Assignment — With the pictures removed, set down all of the entries below exactly.

Data supplied —
*** Begin section ***

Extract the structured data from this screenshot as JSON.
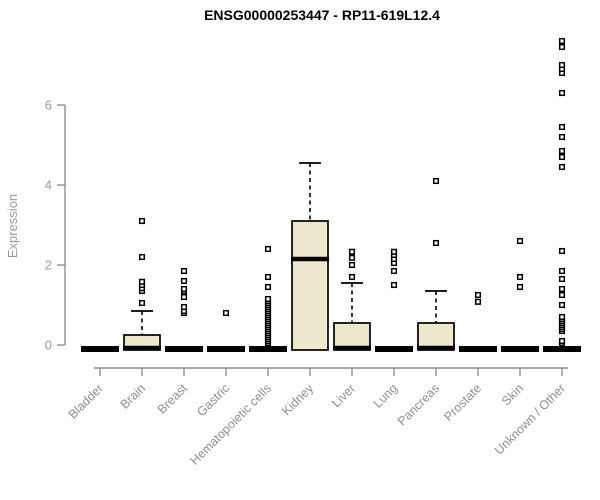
{
  "chart_data": {
    "type": "boxplot",
    "title": "ENSG00000253447 - RP11-619L12.4",
    "ylabel": "Expression",
    "xlabel": "",
    "ylim": [
      0,
      7.8
    ],
    "yticks": [
      0,
      2,
      4,
      6
    ],
    "grid": false,
    "legend": "none",
    "colors": {
      "box_fill": "#EDE8CD",
      "box_stroke": "#000000",
      "median": "#000000",
      "outlier_stroke": "#000000",
      "outlier_fill": "#ffffff",
      "axis": "#8e8e8e",
      "tick_label": "#9b9b9b",
      "title": "#000000"
    },
    "categories": [
      "Bladder",
      "Brain",
      "Breast",
      "Gastric",
      "Hematopoietic cells",
      "Kidney",
      "Liver",
      "Lung",
      "Pancreas",
      "Prostate",
      "Skin",
      "Unknown / Other"
    ],
    "series": [
      {
        "label": "Bladder",
        "q1": 0,
        "median": 0,
        "q3": 0,
        "whisker_low": 0,
        "whisker_high": 0,
        "outliers": []
      },
      {
        "label": "Brain",
        "q1": 0,
        "median": 0,
        "q3": 0.25,
        "whisker_low": 0,
        "whisker_high": 0.85,
        "outliers": [
          1.05,
          1.35,
          1.42,
          1.5,
          1.58,
          2.2,
          3.1
        ]
      },
      {
        "label": "Breast",
        "q1": 0,
        "median": 0,
        "q3": 0,
        "whisker_low": 0,
        "whisker_high": 0,
        "outliers": [
          0.8,
          0.85,
          0.95,
          1.2,
          1.35,
          1.4,
          1.6,
          1.85
        ]
      },
      {
        "label": "Gastric",
        "q1": 0,
        "median": 0,
        "q3": 0,
        "whisker_low": 0,
        "whisker_high": 0,
        "outliers": [
          0.8
        ]
      },
      {
        "label": "Hematopoietic cells",
        "q1": 0,
        "median": 0,
        "q3": 0,
        "whisker_low": 0,
        "whisker_high": 0,
        "outliers": [
          0.05,
          0.1,
          0.15,
          0.2,
          0.25,
          0.3,
          0.35,
          0.4,
          0.45,
          0.5,
          0.55,
          0.6,
          0.65,
          0.7,
          0.75,
          0.8,
          0.85,
          0.9,
          0.95,
          1.0,
          1.05,
          1.1,
          1.15,
          1.45,
          1.7,
          2.4
        ]
      },
      {
        "label": "Kidney",
        "q1": 0,
        "median": 2.15,
        "q3": 3.1,
        "whisker_low": 0,
        "whisker_high": 4.55,
        "outliers": []
      },
      {
        "label": "Liver",
        "q1": 0,
        "median": 0,
        "q3": 0.55,
        "whisker_low": 0,
        "whisker_high": 1.55,
        "outliers": [
          1.7,
          2.0,
          2.18,
          2.33
        ]
      },
      {
        "label": "Lung",
        "q1": 0,
        "median": 0,
        "q3": 0,
        "whisker_low": 0,
        "whisker_high": 0,
        "outliers": [
          1.5,
          1.85,
          2.05,
          2.15,
          2.25,
          2.33
        ]
      },
      {
        "label": "Pancreas",
        "q1": 0,
        "median": 0,
        "q3": 0.55,
        "whisker_low": 0,
        "whisker_high": 1.35,
        "outliers": [
          2.55,
          4.1
        ]
      },
      {
        "label": "Prostate",
        "q1": 0,
        "median": 0,
        "q3": 0,
        "whisker_low": 0,
        "whisker_high": 0,
        "outliers": [
          1.08,
          1.25
        ]
      },
      {
        "label": "Skin",
        "q1": 0,
        "median": 0,
        "q3": 0,
        "whisker_low": 0,
        "whisker_high": 0,
        "outliers": [
          1.45,
          1.7,
          2.6
        ]
      },
      {
        "label": "Unknown / Other",
        "q1": 0,
        "median": 0,
        "q3": 0,
        "whisker_low": 0,
        "whisker_high": 0,
        "outliers": [
          0.05,
          0.1,
          0.35,
          0.4,
          0.45,
          0.5,
          0.55,
          0.6,
          0.65,
          0.7,
          1.0,
          1.25,
          1.4,
          1.65,
          1.85,
          2.35,
          4.45,
          4.7,
          4.85,
          5.2,
          5.45,
          6.3,
          6.8,
          6.9,
          7.0,
          7.45,
          7.6
        ]
      }
    ]
  }
}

*** End section ***

Exercise solution —
Extract the structured data from this screenshot as JSON.
{
  "chart_data": {
    "type": "boxplot",
    "title": "ENSG00000253447 - RP11-619L12.4",
    "ylabel": "Expression",
    "xlabel": "",
    "ylim": [
      0,
      7.8
    ],
    "yticks": [
      0,
      2,
      4,
      6
    ],
    "grid": false,
    "legend": "none",
    "colors": {
      "box_fill": "#EDE8CD",
      "box_stroke": "#000000",
      "median": "#000000",
      "outlier_stroke": "#000000",
      "outlier_fill": "#ffffff",
      "axis": "#8e8e8e",
      "tick_label": "#9b9b9b",
      "title": "#000000"
    },
    "categories": [
      "Bladder",
      "Brain",
      "Breast",
      "Gastric",
      "Hematopoietic cells",
      "Kidney",
      "Liver",
      "Lung",
      "Pancreas",
      "Prostate",
      "Skin",
      "Unknown / Other"
    ],
    "series": [
      {
        "label": "Bladder",
        "q1": 0,
        "median": 0,
        "q3": 0,
        "whisker_low": 0,
        "whisker_high": 0,
        "outliers": []
      },
      {
        "label": "Brain",
        "q1": 0,
        "median": 0,
        "q3": 0.25,
        "whisker_low": 0,
        "whisker_high": 0.85,
        "outliers": [
          1.05,
          1.35,
          1.42,
          1.5,
          1.58,
          2.2,
          3.1
        ]
      },
      {
        "label": "Breast",
        "q1": 0,
        "median": 0,
        "q3": 0,
        "whisker_low": 0,
        "whisker_high": 0,
        "outliers": [
          0.8,
          0.85,
          0.95,
          1.2,
          1.35,
          1.4,
          1.6,
          1.85
        ]
      },
      {
        "label": "Gastric",
        "q1": 0,
        "median": 0,
        "q3": 0,
        "whisker_low": 0,
        "whisker_high": 0,
        "outliers": [
          0.8
        ]
      },
      {
        "label": "Hematopoietic cells",
        "q1": 0,
        "median": 0,
        "q3": 0,
        "whisker_low": 0,
        "whisker_high": 0,
        "outliers": [
          0.05,
          0.1,
          0.15,
          0.2,
          0.25,
          0.3,
          0.35,
          0.4,
          0.45,
          0.5,
          0.55,
          0.6,
          0.65,
          0.7,
          0.75,
          0.8,
          0.85,
          0.9,
          0.95,
          1.0,
          1.05,
          1.1,
          1.15,
          1.45,
          1.7,
          2.4
        ]
      },
      {
        "label": "Kidney",
        "q1": 0,
        "median": 2.15,
        "q3": 3.1,
        "whisker_low": 0,
        "whisker_high": 4.55,
        "outliers": []
      },
      {
        "label": "Liver",
        "q1": 0,
        "median": 0,
        "q3": 0.55,
        "whisker_low": 0,
        "whisker_high": 1.55,
        "outliers": [
          1.7,
          2.0,
          2.18,
          2.33
        ]
      },
      {
        "label": "Lung",
        "q1": 0,
        "median": 0,
        "q3": 0,
        "whisker_low": 0,
        "whisker_high": 0,
        "outliers": [
          1.5,
          1.85,
          2.05,
          2.15,
          2.25,
          2.33
        ]
      },
      {
        "label": "Pancreas",
        "q1": 0,
        "median": 0,
        "q3": 0.55,
        "whisker_low": 0,
        "whisker_high": 1.35,
        "outliers": [
          2.55,
          4.1
        ]
      },
      {
        "label": "Prostate",
        "q1": 0,
        "median": 0,
        "q3": 0,
        "whisker_low": 0,
        "whisker_high": 0,
        "outliers": [
          1.08,
          1.25
        ]
      },
      {
        "label": "Skin",
        "q1": 0,
        "median": 0,
        "q3": 0,
        "whisker_low": 0,
        "whisker_high": 0,
        "outliers": [
          1.45,
          1.7,
          2.6
        ]
      },
      {
        "label": "Unknown / Other",
        "q1": 0,
        "median": 0,
        "q3": 0,
        "whisker_low": 0,
        "whisker_high": 0,
        "outliers": [
          0.05,
          0.1,
          0.35,
          0.4,
          0.45,
          0.5,
          0.55,
          0.6,
          0.65,
          0.7,
          1.0,
          1.25,
          1.4,
          1.65,
          1.85,
          2.35,
          4.45,
          4.7,
          4.85,
          5.2,
          5.45,
          6.3,
          6.8,
          6.9,
          7.0,
          7.45,
          7.6
        ]
      }
    ]
  }
}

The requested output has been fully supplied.